** START **

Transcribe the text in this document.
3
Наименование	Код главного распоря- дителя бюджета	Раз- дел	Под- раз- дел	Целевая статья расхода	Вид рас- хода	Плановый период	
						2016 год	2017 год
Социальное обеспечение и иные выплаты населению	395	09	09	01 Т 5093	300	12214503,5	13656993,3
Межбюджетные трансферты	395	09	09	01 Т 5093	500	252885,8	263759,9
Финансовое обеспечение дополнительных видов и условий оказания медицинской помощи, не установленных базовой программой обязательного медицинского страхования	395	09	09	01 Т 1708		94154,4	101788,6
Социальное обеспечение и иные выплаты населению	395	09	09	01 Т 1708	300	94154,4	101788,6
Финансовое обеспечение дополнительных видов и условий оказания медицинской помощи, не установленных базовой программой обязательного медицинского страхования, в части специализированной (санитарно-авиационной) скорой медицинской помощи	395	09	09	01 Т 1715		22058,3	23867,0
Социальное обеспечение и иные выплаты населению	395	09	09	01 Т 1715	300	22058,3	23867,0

** END **

▶ _Task to carry out_
Your answer should be a single number: the count of lines in the entries that contain the word "обязательного".

▶ _Task answer_
2